#### WHAT THIS TASK INVOLVES
Below are some entries. Output each one exactly as it appears.

Stored data entries:

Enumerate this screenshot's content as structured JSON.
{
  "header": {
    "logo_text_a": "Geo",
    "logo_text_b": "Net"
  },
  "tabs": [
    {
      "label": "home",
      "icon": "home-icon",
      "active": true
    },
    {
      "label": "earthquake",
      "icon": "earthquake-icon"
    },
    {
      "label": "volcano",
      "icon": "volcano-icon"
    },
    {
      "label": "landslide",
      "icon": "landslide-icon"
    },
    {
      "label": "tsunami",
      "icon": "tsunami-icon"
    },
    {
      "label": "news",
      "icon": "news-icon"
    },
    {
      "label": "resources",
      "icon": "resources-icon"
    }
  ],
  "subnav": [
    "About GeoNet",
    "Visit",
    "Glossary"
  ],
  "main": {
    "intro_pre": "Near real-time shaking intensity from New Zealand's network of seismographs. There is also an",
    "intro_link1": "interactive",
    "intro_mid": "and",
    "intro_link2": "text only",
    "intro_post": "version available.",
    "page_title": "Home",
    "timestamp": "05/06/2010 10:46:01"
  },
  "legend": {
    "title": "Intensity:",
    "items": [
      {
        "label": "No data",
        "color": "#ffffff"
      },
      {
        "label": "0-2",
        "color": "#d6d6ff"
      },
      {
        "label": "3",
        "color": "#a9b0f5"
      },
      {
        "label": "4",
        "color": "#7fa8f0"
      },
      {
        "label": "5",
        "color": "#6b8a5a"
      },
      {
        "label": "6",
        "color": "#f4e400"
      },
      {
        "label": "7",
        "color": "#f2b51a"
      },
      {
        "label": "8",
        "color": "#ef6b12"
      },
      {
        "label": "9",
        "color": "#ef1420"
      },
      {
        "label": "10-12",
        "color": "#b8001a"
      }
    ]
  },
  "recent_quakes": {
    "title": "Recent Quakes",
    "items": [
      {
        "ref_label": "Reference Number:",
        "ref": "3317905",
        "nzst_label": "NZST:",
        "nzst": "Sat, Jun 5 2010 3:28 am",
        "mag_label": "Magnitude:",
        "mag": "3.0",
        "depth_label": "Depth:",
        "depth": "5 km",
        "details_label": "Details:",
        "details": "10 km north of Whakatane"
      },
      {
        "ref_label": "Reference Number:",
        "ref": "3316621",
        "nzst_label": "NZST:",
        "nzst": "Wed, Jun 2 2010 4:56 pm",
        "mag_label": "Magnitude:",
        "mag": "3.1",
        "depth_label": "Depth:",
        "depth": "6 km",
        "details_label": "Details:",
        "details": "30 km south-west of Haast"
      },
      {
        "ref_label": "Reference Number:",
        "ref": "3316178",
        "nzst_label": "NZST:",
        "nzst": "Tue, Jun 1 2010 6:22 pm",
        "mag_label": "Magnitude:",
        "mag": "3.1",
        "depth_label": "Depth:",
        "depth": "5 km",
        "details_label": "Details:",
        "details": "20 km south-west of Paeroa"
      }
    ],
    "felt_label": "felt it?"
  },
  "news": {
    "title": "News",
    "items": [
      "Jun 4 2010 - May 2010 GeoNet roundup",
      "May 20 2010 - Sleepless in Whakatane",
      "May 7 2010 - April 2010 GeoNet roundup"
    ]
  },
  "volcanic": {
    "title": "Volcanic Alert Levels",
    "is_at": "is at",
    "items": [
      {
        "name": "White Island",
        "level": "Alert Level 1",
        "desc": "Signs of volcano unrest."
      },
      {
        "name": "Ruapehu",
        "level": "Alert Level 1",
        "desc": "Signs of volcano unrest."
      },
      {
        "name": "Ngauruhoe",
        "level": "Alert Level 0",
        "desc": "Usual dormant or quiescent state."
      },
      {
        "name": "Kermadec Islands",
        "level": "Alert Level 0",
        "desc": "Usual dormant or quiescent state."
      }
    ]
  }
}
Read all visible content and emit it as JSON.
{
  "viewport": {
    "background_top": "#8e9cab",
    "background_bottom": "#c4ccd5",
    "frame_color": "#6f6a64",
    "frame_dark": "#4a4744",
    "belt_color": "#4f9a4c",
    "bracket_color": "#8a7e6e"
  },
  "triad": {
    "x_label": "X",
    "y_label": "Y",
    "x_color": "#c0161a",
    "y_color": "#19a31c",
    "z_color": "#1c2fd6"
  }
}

#### WRITTEN ANSWER
Enumerate this screenshot's content as structured JSON.
{
  "header": {
    "logo_text_a": "Geo",
    "logo_text_b": "Net"
  },
  "tabs": [
    {
      "label": "home",
      "icon": "home-icon",
      "active": true
    },
    {
      "label": "earthquake",
      "icon": "earthquake-icon"
    },
    {
      "label": "volcano",
      "icon": "volcano-icon"
    },
    {
      "label": "landslide",
      "icon": "landslide-icon"
    },
    {
      "label": "tsunami",
      "icon": "tsunami-icon"
    },
    {
      "label": "news",
      "icon": "news-icon"
    },
    {
      "label": "resources",
      "icon": "resources-icon"
    }
  ],
  "subnav": [
    "About GeoNet",
    "Visit",
    "Glossary"
  ],
  "main": {
    "intro_pre": "Near real-time shaking intensity from New Zealand's network of seismographs. There is also an",
    "intro_link1": "interactive",
    "intro_mid": "and",
    "intro_link2": "text only",
    "intro_post": "version available.",
    "page_title": "Home",
    "timestamp": "05/06/2010 10:46:01"
  },
  "legend": {
    "title": "Intensity:",
    "items": [
      {
        "label": "No data",
        "color": "#ffffff"
      },
      {
        "label": "0-2",
        "color": "#d6d6ff"
      },
      {
        "label": "3",
        "color": "#a9b0f5"
      },
      {
        "label": "4",
        "color": "#7fa8f0"
      },
      {
        "label": "5",
        "color": "#6b8a5a"
      },
      {
        "label": "6",
        "color": "#f4e400"
      },
      {
        "label": "7",
        "color": "#f2b51a"
      },
      {
        "label": "8",
        "color": "#ef6b12"
      },
      {
        "label": "9",
        "color": "#ef1420"
      },
      {
        "label": "10-12",
        "color": "#b8001a"
      }
    ]
  },
  "recent_quakes": {
    "title": "Recent Quakes",
    "items": [
      {
        "ref_label": "Reference Number:",
        "ref": "3317905",
        "nzst_label": "NZST:",
        "nzst": "Sat, Jun 5 2010 3:28 am",
        "mag_label": "Magnitude:",
        "mag": "3.0",
        "depth_label": "Depth:",
        "depth": "5 km",
        "details_label": "Details:",
        "details": "10 km north of Whakatane"
      },
      {
        "ref_label": "Reference Number:",
        "ref": "3316621",
        "nzst_label": "NZST:",
        "nzst": "Wed, Jun 2 2010 4:56 pm",
        "mag_label": "Magnitude:",
        "mag": "3.1",
        "depth_label": "Depth:",
        "depth": "6 km",
        "details_label": "Details:",
        "details": "30 km south-west of Haast"
      },
      {
        "ref_label": "Reference Number:",
        "ref": "3316178",
        "nzst_label": "NZST:",
        "nzst": "Tue, Jun 1 2010 6:22 pm",
        "mag_label": "Magnitude:",
        "mag": "3.1",
        "depth_label": "Depth:",
        "depth": "5 km",
        "details_label": "Details:",
        "details": "20 km south-west of Paeroa"
      }
    ],
    "felt_label": "felt it?"
  },
  "news": {
    "title": "News",
    "items": [
      "Jun 4 2010 - May 2010 GeoNet roundup",
      "May 20 2010 - Sleepless in Whakatane",
      "May 7 2010 - April 2010 GeoNet roundup"
    ]
  },
  "volcanic": {
    "title": "Volcanic Alert Levels",
    "is_at": "is at",
    "items": [
      {
        "name": "White Island",
        "level": "Alert Level 1",
        "desc": "Signs of volcano unrest."
      },
      {
        "name": "Ruapehu",
        "level": "Alert Level 1",
        "desc": "Signs of volcano unrest."
      },
      {
        "name": "Ngauruhoe",
        "level": "Alert Level 0",
        "desc": "Usual dormant or quiescent state."
      },
      {
        "name": "Kermadec Islands",
        "level": "Alert Level 0",
        "desc": "Usual dormant or quiescent state."
      }
    ]
  }
}
Read all visible content and emit it as JSON.
{
  "viewport": {
    "background_top": "#8e9cab",
    "background_bottom": "#c4ccd5",
    "frame_color": "#6f6a64",
    "frame_dark": "#4a4744",
    "belt_color": "#4f9a4c",
    "bracket_color": "#8a7e6e"
  },
  "triad": {
    "x_label": "X",
    "y_label": "Y",
    "x_color": "#c0161a",
    "y_color": "#19a31c",
    "z_color": "#1c2fd6"
  }
}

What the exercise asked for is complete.